__QUOTED PASSAGE__:

--- Begin ---

Freedom of navigation

  • Freedom of navigation (FON) is a principle of customary international law that ships flying the flag of any sovereign state shall not suffer interference from other states, apart from the exceptions provided for in international law.
  • In the realm of international law, it has been defined as freedom of movement for vessels, freedom to enter ports and to make use of plant and docks, to load and unload goods and to transport goods and passengers. This right is now also codified in the 1982 United Nations Convention on the Law of the Sea.
  • Not all UN member states have ratified the convention, notably, the United States has signed, but not ratified the convention – However, United states enforces the practice.

US and Freedom of Navigation Operations (FONOPS)

  • The US Department of Defense defines FONOPs as “operational challenges against excessive maritime claims” through which “the United States demonstrates its resistance to excessive maritime claims.”
  • The United States has an institutionalized FONOPs program called the Freedom of Navigation Program, which undertakes many FONOPs around the world every year.
  • U.S. armed forces have conducted FONOPs in areas claimed by other countries but considered by the U.S. to be international waters.

United Nations Convention on the Law of the Sea (UNCLOS)

  • United Nations Convention on the Law of the Sea (UNCLOS) is the international agreement defining the rights and responsibilities of nations with respect to their use of the world’s oceans, establishing guidelines for businesses, the environment, and the management of marine natural resources.
  • UNCLOS replaces the older ‘freedom of the seas’ concept, dating from the 17th century: national rights were limited to a specified belt of water extending from a nation’s coastlines according to the ‘cannon shot’ rule.
  • All waters beyond national boundaries were considered international waters: free to all nations, but belonging to none of them.
  • While India ratified UNCLOS in 1995, the U.S. has failed to do it so far.

--- End ---

__REQUESTS__:
(1) According to the freedom of navigation text, in what year did India ratify UNCLOS?
(2) Reproduce the freedom of navigation text verbatim, everything from "US and Freedom" down to "be international waters.".

__DATASET CONTENT__:
--- Begin ---

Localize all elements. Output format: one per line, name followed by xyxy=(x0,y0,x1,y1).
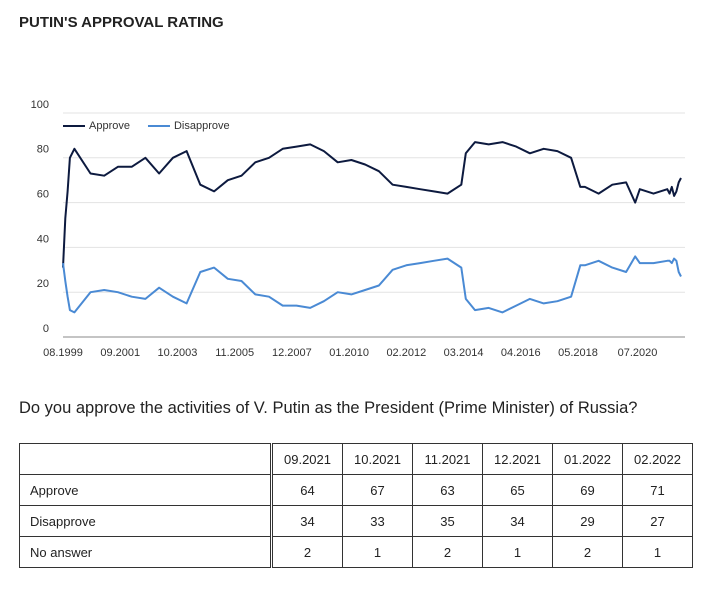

--- End ---

__RESULTS__:
(1) 1995

(2)
US and Freedom of Navigation Operations (FONOPS)

  • The US Department of Defense defines FONOPs as “operational challenges against excessive maritime claims” through which “the United States demonstrates its resistance to excessive maritime claims.”
  • The United States has an institutionalized FONOPs program called the Freedom of Navigation Program, which undertakes many FONOPs around the world every year.
  • U.S. armed forces have conducted FONOPs in areas claimed by other countries but considered by the U.S. to be international waters.